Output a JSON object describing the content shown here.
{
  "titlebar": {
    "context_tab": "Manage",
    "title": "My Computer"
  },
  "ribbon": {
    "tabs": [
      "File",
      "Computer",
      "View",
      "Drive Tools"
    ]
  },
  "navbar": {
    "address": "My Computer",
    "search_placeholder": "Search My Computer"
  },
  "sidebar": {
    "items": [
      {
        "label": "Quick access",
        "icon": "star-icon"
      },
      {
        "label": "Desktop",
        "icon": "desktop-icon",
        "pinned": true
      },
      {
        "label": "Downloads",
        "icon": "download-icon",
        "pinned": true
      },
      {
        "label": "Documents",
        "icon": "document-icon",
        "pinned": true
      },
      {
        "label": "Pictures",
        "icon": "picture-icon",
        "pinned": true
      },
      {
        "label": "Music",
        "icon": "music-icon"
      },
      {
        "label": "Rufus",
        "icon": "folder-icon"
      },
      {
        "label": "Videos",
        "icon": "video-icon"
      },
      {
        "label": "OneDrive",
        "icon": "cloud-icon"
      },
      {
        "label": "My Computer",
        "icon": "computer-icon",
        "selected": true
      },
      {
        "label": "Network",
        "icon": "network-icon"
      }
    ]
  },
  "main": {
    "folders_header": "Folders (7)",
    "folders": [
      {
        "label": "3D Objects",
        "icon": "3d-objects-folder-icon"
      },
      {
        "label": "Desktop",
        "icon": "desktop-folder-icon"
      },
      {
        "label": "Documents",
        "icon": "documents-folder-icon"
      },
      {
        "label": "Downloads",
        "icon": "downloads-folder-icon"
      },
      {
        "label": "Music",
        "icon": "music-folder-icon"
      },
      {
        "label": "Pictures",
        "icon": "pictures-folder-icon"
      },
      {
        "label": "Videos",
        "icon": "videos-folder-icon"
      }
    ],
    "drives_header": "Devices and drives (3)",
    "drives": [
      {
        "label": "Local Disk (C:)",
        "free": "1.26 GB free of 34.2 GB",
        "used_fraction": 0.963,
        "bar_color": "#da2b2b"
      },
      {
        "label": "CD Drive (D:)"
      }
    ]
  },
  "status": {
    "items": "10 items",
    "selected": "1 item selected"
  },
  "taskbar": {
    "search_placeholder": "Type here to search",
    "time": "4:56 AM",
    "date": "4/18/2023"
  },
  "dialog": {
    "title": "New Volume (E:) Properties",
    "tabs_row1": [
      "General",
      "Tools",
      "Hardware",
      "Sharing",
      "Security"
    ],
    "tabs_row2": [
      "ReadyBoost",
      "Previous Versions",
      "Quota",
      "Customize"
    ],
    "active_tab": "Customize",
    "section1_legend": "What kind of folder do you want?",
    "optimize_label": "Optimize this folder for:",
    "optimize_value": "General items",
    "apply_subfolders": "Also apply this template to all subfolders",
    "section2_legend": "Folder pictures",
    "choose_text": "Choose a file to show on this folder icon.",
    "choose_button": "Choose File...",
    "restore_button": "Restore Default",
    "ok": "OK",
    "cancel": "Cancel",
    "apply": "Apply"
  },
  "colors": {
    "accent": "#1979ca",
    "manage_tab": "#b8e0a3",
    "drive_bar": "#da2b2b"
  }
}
▬▬▬▬▬▬▬▬▬▬
(JOB):
Set down the entries above again, word for word.

(THE ANSWER):
Output a JSON object describing the content shown here.
{
  "titlebar": {
    "context_tab": "Manage",
    "title": "My Computer"
  },
  "ribbon": {
    "tabs": [
      "File",
      "Computer",
      "View",
      "Drive Tools"
    ]
  },
  "navbar": {
    "address": "My Computer",
    "search_placeholder": "Search My Computer"
  },
  "sidebar": {
    "items": [
      {
        "label": "Quick access",
        "icon": "star-icon"
      },
      {
        "label": "Desktop",
        "icon": "desktop-icon",
        "pinned": true
      },
      {
        "label": "Downloads",
        "icon": "download-icon",
        "pinned": true
      },
      {
        "label": "Documents",
        "icon": "document-icon",
        "pinned": true
      },
      {
        "label": "Pictures",
        "icon": "picture-icon",
        "pinned": true
      },
      {
        "label": "Music",
        "icon": "music-icon"
      },
      {
        "label": "Rufus",
        "icon": "folder-icon"
      },
      {
        "label": "Videos",
        "icon": "video-icon"
      },
      {
        "label": "OneDrive",
        "icon": "cloud-icon"
      },
      {
        "label": "My Computer",
        "icon": "computer-icon",
        "selected": true
      },
      {
        "label": "Network",
        "icon": "network-icon"
      }
    ]
  },
  "main": {
    "folders_header": "Folders (7)",
    "folders": [
      {
        "label": "3D Objects",
        "icon": "3d-objects-folder-icon"
      },
      {
        "label": "Desktop",
        "icon": "desktop-folder-icon"
      },
      {
        "label": "Documents",
        "icon": "documents-folder-icon"
      },
      {
        "label": "Downloads",
        "icon": "downloads-folder-icon"
      },
      {
        "label": "Music",
        "icon": "music-folder-icon"
      },
      {
        "label": "Pictures",
        "icon": "pictures-folder-icon"
      },
      {
        "label": "Videos",
        "icon": "videos-folder-icon"
      }
    ],
    "drives_header": "Devices and drives (3)",
    "drives": [
      {
        "label": "Local Disk (C:)",
        "free": "1.26 GB free of 34.2 GB",
        "used_fraction": 0.963,
        "bar_color": "#da2b2b"
      },
      {
        "label": "CD Drive (D:)"
      }
    ]
  },
  "status": {
    "items": "10 items",
    "selected": "1 item selected"
  },
  "taskbar": {
    "search_placeholder": "Type here to search",
    "time": "4:56 AM",
    "date": "4/18/2023"
  },
  "dialog": {
    "title": "New Volume (E:) Properties",
    "tabs_row1": [
      "General",
      "Tools",
      "Hardware",
      "Sharing",
      "Security"
    ],
    "tabs_row2": [
      "ReadyBoost",
      "Previous Versions",
      "Quota",
      "Customize"
    ],
    "active_tab": "Customize",
    "section1_legend": "What kind of folder do you want?",
    "optimize_label": "Optimize this folder for:",
    "optimize_value": "General items",
    "apply_subfolders": "Also apply this template to all subfolders",
    "section2_legend": "Folder pictures",
    "choose_text": "Choose a file to show on this folder icon.",
    "choose_button": "Choose File...",
    "restore_button": "Restore Default",
    "ok": "OK",
    "cancel": "Cancel",
    "apply": "Apply"
  },
  "colors": {
    "accent": "#1979ca",
    "manage_tab": "#b8e0a3",
    "drive_bar": "#da2b2b"
  }
}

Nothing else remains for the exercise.